__PROMPT__: Do any lines in the data below contain "title"? If so, copy every one of them.

__DATA PROVIDED__:
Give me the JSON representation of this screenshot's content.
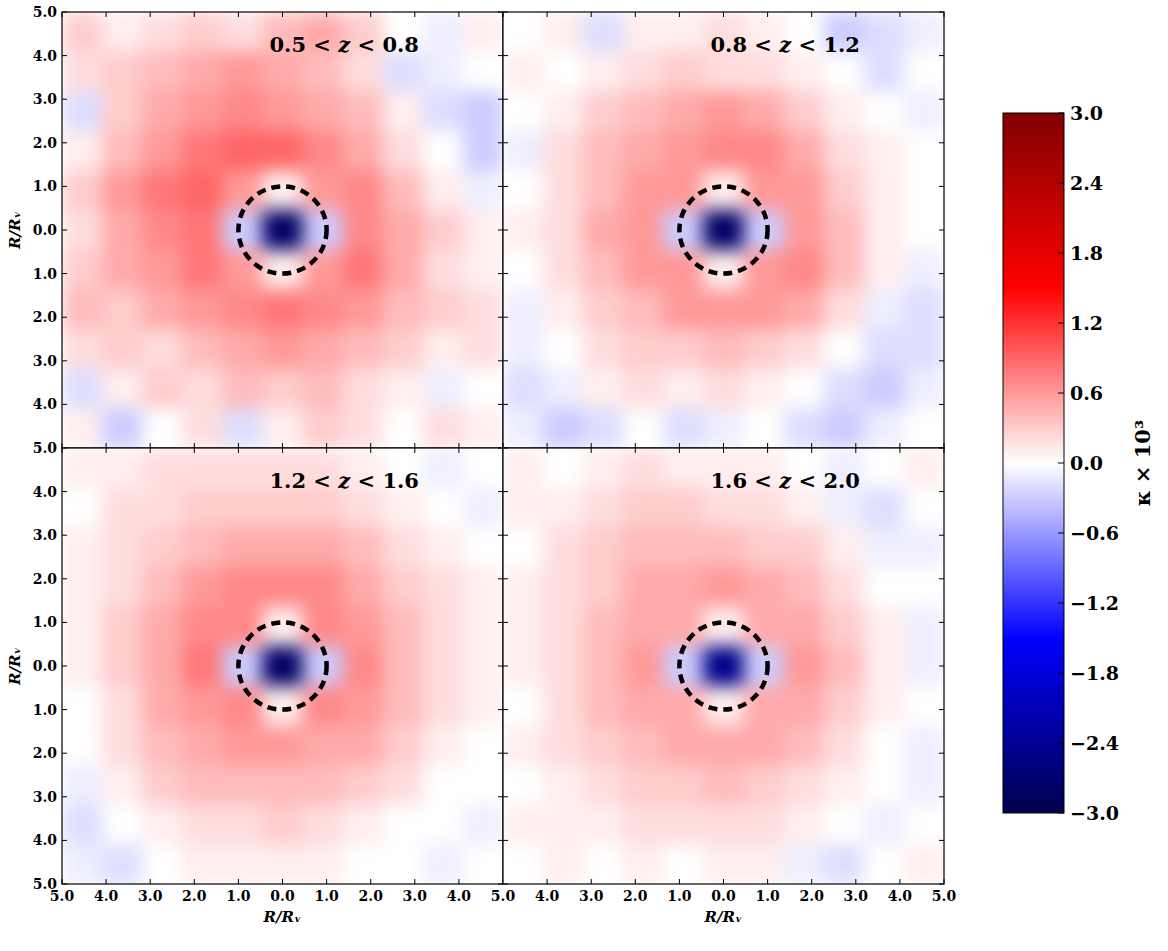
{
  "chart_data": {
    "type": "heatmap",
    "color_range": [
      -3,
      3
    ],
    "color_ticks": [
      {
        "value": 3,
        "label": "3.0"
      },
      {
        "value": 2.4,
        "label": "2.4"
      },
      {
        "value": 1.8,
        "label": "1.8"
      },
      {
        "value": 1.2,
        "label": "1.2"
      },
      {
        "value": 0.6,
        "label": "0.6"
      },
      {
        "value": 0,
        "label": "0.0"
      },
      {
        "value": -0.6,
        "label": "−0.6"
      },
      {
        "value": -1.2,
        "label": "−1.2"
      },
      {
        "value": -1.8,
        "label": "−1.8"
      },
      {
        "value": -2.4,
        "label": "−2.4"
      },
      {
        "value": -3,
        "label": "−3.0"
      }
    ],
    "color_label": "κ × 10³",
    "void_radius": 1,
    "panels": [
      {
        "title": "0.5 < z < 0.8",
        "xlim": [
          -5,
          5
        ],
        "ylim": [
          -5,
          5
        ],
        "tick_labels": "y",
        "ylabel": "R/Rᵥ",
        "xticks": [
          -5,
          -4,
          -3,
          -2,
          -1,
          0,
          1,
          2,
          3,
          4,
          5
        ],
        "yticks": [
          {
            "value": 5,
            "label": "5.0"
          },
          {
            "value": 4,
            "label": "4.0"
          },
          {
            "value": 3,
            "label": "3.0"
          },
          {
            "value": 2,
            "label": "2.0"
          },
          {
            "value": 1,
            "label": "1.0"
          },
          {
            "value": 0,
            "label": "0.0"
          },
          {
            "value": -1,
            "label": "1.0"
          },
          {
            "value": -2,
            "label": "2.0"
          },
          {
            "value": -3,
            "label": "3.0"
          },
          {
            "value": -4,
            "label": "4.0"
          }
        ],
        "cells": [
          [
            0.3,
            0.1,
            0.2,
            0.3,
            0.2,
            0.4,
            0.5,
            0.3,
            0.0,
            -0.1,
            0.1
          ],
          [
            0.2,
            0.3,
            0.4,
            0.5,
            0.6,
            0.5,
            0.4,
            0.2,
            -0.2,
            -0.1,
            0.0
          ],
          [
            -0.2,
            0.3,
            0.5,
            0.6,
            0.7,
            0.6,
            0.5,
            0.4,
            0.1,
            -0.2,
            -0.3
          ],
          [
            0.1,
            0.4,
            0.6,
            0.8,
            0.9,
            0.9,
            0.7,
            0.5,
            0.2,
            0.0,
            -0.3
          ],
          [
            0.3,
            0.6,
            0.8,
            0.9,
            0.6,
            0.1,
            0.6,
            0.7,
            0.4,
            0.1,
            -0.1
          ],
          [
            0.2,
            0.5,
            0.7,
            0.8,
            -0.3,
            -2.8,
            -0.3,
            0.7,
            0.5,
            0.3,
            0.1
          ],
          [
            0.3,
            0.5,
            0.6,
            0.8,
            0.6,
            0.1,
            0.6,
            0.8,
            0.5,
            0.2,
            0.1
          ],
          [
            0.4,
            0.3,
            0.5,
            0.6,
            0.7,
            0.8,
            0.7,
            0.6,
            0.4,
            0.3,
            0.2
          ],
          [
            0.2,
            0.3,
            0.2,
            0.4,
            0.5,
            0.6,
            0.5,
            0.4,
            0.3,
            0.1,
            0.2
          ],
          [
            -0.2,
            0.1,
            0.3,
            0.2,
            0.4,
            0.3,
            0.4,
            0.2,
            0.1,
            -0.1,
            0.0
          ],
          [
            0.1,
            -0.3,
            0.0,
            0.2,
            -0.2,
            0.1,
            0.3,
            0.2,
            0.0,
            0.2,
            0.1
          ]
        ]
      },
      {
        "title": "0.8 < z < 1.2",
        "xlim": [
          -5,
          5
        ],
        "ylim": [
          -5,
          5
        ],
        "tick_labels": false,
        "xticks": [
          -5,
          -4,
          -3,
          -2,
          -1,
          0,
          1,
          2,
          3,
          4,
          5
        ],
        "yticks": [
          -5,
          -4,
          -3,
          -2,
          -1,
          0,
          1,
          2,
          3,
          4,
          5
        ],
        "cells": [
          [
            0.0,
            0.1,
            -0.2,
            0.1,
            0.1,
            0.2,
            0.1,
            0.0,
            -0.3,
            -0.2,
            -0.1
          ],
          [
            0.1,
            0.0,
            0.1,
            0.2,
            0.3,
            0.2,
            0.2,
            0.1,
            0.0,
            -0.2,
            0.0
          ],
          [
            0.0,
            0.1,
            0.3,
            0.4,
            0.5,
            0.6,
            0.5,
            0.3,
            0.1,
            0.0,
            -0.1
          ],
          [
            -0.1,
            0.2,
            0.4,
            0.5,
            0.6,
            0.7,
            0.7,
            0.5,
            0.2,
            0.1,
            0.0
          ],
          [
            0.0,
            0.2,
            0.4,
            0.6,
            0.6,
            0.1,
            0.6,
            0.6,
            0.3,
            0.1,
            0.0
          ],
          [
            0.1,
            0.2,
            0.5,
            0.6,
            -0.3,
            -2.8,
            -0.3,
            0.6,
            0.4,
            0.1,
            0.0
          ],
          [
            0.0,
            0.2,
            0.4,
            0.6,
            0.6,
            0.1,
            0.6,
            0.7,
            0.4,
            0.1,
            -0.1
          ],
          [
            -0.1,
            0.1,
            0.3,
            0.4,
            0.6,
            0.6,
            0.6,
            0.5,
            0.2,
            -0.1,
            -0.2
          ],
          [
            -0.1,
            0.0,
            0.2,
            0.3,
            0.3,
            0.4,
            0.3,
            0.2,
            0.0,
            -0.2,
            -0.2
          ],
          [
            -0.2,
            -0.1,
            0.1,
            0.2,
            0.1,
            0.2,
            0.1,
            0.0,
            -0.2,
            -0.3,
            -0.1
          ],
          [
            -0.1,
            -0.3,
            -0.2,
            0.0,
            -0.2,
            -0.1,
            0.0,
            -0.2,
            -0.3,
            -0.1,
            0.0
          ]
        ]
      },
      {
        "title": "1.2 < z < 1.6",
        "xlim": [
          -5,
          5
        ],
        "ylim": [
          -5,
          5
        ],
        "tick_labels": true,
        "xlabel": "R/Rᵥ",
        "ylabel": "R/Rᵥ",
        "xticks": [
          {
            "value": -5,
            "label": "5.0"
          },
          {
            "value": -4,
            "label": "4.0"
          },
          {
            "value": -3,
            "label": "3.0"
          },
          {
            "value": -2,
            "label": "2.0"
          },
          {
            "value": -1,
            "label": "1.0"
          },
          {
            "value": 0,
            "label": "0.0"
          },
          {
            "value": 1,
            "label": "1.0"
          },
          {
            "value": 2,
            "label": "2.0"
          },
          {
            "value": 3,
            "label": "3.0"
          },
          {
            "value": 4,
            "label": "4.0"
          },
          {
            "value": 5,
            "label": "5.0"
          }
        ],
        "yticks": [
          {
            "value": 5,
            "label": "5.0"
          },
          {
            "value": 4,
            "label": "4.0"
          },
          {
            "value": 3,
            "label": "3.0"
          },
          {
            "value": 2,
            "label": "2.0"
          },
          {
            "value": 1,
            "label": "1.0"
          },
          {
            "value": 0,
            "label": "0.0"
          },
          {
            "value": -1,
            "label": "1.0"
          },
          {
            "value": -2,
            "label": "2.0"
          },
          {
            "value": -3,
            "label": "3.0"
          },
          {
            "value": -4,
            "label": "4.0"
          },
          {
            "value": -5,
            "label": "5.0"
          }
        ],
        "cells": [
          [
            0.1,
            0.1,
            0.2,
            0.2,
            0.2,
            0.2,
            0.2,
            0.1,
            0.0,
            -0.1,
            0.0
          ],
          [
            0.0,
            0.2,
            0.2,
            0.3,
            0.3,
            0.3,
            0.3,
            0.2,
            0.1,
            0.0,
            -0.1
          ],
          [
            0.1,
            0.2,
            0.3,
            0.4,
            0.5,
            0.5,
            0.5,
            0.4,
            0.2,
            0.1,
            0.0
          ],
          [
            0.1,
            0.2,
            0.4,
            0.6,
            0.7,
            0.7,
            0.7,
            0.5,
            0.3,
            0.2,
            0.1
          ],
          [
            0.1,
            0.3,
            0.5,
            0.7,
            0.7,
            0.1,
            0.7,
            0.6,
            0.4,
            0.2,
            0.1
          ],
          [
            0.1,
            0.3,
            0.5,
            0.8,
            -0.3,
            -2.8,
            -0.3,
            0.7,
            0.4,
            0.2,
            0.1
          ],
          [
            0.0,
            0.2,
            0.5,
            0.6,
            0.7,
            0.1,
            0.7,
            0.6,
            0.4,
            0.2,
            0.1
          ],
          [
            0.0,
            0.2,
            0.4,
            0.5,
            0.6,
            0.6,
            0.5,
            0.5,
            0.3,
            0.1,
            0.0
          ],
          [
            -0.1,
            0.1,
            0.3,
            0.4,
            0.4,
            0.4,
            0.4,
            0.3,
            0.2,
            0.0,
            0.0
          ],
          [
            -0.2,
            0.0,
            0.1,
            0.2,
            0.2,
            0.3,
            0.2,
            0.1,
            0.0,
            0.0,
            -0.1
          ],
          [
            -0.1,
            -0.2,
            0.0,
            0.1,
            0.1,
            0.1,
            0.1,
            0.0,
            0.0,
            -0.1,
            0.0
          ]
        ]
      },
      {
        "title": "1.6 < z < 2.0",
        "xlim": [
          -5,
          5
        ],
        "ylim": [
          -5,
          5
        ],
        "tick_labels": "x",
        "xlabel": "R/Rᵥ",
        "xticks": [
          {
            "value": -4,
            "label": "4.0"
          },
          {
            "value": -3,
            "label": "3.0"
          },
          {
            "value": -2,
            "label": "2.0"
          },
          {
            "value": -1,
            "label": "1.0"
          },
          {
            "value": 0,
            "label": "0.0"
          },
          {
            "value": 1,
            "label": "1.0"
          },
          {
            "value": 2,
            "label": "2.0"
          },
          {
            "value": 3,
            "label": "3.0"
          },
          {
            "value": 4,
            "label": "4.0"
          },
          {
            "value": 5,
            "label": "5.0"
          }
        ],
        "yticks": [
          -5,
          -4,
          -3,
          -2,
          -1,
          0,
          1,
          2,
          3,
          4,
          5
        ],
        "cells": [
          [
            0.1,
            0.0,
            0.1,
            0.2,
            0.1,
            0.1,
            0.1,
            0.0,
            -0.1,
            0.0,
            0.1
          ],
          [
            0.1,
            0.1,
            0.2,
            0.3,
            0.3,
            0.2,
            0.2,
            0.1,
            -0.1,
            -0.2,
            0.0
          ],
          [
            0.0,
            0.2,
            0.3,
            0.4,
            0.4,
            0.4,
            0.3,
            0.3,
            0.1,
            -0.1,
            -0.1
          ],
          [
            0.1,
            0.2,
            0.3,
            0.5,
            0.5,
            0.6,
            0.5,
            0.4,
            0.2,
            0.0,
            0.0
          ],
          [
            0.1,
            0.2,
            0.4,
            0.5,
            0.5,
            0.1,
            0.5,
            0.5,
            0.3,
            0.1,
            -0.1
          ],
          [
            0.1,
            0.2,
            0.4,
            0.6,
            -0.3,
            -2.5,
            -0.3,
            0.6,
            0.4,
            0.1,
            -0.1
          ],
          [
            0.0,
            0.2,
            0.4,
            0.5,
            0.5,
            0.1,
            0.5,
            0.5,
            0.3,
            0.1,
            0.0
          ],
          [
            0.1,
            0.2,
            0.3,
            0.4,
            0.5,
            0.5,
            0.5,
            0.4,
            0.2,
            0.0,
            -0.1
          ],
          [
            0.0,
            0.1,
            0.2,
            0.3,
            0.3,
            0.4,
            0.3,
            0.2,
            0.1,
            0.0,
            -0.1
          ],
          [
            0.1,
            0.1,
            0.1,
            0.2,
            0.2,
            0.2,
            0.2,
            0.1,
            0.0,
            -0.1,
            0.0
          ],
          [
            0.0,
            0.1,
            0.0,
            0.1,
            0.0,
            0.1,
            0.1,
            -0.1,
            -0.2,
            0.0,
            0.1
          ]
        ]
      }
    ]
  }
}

__RESULT__:
        "title": "0.5 < z < 0.8",
        "title": "0.8 < z < 1.2",
        "title": "1.2 < z < 1.6",
        "title": "1.6 < z < 2.0",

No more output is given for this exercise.